→ Data listing
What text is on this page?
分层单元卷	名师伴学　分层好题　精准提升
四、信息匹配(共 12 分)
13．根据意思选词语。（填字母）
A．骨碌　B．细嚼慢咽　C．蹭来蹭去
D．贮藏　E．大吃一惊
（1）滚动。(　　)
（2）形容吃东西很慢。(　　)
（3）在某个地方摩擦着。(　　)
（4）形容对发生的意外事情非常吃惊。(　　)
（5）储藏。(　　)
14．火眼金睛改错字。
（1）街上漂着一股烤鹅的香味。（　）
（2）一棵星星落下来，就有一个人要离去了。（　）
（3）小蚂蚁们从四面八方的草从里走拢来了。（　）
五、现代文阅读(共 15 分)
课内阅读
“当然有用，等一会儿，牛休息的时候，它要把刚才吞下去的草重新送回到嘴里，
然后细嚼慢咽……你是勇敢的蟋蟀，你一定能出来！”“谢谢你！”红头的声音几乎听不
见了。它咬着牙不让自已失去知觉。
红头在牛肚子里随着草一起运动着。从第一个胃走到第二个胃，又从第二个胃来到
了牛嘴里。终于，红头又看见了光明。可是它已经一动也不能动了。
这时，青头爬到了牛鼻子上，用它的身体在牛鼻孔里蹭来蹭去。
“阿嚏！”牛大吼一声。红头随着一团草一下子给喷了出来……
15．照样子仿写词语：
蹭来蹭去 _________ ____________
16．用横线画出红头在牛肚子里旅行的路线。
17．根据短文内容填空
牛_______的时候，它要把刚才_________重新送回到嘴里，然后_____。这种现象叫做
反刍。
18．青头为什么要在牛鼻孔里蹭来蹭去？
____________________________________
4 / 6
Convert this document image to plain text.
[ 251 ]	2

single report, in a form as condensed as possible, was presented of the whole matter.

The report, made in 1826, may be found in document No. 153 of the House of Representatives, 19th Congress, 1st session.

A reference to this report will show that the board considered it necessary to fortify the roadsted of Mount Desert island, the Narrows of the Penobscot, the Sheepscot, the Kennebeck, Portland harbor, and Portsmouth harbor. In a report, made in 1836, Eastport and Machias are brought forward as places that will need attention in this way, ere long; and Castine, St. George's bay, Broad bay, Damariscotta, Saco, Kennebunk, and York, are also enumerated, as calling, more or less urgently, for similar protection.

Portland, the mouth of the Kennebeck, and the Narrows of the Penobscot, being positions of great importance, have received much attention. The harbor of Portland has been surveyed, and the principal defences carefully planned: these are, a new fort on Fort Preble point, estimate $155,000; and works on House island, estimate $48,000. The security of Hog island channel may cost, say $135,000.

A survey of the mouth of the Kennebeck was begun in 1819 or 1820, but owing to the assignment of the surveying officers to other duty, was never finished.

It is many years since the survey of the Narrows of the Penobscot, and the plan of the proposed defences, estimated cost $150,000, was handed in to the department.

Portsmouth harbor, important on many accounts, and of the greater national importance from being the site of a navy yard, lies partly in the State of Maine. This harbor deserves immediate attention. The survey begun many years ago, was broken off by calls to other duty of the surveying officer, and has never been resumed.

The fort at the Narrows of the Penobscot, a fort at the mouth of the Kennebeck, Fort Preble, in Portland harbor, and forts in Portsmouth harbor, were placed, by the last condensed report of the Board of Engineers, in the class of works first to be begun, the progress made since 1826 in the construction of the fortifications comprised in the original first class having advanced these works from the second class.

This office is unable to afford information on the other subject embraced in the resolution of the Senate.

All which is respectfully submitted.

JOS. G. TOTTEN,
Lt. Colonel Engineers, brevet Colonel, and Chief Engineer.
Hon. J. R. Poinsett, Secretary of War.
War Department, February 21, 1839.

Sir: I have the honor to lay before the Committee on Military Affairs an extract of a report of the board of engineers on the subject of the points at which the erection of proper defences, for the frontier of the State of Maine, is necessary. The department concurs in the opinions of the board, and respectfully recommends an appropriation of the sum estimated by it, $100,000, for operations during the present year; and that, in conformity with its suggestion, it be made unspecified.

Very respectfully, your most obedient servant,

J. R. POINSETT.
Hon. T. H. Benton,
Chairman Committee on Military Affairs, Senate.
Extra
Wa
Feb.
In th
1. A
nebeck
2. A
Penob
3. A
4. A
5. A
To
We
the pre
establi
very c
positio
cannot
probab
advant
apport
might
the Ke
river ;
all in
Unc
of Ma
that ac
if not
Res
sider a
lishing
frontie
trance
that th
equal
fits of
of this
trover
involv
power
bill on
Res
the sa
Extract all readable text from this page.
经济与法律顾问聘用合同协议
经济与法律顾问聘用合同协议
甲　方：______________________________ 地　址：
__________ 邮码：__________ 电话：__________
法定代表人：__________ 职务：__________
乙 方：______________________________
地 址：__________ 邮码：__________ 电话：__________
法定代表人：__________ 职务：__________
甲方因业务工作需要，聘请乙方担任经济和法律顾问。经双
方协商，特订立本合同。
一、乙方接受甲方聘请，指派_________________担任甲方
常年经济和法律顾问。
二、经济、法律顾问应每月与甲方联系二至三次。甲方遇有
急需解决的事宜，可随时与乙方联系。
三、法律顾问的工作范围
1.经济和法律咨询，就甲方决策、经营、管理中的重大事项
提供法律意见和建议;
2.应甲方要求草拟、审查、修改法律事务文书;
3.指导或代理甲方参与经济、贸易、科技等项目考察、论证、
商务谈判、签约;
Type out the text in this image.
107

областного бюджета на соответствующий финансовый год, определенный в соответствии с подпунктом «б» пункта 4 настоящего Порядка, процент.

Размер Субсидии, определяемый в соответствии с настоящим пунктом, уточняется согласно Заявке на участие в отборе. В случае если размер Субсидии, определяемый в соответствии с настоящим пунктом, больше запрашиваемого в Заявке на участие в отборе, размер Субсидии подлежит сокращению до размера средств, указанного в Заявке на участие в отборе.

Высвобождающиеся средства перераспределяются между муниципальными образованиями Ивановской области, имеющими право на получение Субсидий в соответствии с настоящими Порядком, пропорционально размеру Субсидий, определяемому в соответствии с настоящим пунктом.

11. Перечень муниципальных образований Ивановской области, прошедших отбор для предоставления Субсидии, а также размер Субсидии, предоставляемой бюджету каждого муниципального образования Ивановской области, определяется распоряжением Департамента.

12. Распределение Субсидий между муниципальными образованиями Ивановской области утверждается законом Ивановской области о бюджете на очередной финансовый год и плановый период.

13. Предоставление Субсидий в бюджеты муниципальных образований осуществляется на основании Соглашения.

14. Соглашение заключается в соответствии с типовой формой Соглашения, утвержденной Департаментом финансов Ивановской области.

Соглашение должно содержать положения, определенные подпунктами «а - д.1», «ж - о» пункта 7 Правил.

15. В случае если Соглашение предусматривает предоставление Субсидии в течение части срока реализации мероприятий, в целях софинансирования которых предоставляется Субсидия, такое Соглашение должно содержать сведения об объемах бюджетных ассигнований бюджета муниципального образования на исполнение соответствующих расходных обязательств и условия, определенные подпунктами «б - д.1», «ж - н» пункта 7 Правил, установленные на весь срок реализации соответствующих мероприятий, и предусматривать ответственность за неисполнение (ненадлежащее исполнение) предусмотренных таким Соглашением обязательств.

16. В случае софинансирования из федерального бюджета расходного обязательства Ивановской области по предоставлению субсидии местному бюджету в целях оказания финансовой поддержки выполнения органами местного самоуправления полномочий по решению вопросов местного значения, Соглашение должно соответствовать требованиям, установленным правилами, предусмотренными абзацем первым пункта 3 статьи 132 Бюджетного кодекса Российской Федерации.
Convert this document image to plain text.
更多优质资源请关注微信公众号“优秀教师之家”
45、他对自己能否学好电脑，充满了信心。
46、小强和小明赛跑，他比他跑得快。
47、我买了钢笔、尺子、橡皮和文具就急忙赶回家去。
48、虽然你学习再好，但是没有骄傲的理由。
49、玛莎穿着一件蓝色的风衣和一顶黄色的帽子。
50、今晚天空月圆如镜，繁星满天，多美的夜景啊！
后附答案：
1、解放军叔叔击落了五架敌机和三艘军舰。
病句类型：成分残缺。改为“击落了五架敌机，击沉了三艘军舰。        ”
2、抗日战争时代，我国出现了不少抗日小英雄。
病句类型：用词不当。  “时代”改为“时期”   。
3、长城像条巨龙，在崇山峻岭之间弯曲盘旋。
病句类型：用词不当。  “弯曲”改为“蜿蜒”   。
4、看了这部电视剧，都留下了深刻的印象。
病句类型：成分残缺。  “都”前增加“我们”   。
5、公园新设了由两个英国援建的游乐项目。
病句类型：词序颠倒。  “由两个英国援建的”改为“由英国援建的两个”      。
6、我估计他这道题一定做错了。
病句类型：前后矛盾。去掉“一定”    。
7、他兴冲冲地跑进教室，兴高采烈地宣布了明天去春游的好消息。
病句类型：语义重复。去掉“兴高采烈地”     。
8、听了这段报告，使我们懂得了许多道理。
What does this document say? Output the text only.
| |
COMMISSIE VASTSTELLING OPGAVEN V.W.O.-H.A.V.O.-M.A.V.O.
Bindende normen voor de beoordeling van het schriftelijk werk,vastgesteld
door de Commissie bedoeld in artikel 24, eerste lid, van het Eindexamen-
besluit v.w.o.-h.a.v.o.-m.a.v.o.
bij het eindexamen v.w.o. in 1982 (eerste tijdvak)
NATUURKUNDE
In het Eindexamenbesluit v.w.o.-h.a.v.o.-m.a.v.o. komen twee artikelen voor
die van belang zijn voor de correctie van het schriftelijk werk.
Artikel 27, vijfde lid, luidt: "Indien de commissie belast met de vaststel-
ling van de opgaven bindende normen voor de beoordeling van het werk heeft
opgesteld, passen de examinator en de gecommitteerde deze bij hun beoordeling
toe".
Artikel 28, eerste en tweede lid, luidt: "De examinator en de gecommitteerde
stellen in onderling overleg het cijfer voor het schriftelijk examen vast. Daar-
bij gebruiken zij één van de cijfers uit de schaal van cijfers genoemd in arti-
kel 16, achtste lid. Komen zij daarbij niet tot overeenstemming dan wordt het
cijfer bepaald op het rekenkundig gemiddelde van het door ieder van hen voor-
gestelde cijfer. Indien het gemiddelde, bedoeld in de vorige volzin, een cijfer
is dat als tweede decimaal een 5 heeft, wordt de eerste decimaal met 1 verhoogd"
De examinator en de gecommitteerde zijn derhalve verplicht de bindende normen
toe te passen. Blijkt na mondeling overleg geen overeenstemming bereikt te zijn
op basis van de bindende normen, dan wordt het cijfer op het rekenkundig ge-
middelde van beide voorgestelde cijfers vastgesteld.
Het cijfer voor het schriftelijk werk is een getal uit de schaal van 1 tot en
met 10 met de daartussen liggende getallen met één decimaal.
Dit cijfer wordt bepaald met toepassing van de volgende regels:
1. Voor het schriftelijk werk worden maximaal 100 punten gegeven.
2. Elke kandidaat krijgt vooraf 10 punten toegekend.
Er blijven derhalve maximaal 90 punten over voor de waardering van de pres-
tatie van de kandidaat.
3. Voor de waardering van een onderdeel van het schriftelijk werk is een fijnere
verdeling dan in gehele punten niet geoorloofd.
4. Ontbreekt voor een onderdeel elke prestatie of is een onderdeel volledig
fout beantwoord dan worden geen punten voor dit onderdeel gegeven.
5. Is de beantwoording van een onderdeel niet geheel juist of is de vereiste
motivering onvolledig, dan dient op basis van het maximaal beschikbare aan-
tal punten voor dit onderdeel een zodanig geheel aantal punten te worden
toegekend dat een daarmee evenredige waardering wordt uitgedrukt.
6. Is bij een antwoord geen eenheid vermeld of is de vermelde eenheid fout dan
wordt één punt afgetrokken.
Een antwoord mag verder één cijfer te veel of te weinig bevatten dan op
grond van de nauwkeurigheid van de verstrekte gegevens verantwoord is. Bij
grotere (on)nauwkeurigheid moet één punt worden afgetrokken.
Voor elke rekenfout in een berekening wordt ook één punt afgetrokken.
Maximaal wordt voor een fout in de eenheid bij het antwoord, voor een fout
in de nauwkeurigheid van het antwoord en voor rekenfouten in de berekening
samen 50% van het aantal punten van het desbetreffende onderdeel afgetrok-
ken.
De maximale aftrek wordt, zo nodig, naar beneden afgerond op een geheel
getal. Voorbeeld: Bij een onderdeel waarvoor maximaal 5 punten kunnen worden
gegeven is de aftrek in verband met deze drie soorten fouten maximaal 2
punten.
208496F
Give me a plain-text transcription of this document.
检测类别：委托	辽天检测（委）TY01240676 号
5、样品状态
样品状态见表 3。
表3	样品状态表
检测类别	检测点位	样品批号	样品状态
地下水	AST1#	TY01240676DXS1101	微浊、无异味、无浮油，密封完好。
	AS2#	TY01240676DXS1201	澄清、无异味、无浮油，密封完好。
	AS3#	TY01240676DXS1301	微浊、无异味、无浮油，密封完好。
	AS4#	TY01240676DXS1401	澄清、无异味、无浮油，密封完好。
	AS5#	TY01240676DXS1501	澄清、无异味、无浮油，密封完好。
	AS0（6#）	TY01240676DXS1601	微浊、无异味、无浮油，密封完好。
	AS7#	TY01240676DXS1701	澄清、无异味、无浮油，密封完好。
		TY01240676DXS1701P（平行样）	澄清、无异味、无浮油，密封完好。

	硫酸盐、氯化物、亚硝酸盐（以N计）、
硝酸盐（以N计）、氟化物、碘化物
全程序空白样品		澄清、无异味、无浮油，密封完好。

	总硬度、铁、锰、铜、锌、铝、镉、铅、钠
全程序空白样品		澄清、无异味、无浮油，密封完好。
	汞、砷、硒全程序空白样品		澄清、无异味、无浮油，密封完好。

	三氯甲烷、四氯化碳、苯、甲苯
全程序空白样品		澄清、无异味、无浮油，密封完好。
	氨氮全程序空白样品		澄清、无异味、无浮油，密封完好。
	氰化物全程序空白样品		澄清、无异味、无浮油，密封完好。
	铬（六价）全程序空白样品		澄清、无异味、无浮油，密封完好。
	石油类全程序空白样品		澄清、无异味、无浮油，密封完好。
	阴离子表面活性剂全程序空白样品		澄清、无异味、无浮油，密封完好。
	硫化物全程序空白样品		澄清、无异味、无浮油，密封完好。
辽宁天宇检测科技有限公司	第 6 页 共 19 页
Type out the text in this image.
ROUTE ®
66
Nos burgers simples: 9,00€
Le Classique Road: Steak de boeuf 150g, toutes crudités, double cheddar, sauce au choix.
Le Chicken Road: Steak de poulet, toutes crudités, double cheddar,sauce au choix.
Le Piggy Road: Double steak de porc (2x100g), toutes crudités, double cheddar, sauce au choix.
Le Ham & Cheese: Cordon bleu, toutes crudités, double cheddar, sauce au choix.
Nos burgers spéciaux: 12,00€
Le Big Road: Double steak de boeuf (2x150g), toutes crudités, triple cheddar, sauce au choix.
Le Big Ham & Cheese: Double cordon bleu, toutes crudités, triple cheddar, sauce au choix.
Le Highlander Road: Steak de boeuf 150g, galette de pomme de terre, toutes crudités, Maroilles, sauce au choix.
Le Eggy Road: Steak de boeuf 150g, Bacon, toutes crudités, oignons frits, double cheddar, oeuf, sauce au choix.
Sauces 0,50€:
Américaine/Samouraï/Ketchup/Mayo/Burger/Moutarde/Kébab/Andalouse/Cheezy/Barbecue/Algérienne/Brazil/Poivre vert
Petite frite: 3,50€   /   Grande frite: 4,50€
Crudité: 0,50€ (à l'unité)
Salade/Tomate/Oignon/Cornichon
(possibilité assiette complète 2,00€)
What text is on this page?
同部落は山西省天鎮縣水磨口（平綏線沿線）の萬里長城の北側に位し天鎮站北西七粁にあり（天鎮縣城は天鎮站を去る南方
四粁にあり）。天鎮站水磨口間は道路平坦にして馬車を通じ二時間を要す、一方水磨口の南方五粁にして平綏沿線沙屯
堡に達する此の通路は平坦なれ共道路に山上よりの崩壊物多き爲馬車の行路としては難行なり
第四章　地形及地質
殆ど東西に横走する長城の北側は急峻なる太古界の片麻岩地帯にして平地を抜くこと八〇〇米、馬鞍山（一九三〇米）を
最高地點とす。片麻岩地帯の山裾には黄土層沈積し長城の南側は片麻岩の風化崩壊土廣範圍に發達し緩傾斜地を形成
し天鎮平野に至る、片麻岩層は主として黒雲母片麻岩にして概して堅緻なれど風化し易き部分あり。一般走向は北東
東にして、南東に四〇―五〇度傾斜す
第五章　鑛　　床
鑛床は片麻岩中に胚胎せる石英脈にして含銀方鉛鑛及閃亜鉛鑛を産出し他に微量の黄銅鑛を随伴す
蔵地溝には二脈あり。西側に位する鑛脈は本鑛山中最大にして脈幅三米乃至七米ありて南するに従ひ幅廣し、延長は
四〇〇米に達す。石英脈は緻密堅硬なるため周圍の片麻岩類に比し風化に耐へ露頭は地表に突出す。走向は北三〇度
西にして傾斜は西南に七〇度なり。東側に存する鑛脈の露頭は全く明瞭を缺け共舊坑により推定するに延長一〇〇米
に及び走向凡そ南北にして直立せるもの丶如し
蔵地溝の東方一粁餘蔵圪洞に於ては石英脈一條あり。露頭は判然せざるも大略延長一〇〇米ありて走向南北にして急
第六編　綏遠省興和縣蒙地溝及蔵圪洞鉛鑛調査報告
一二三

→ Task brief
Report how many lines contain "eenheid". Give nothing but the number.

→ Exercise response
2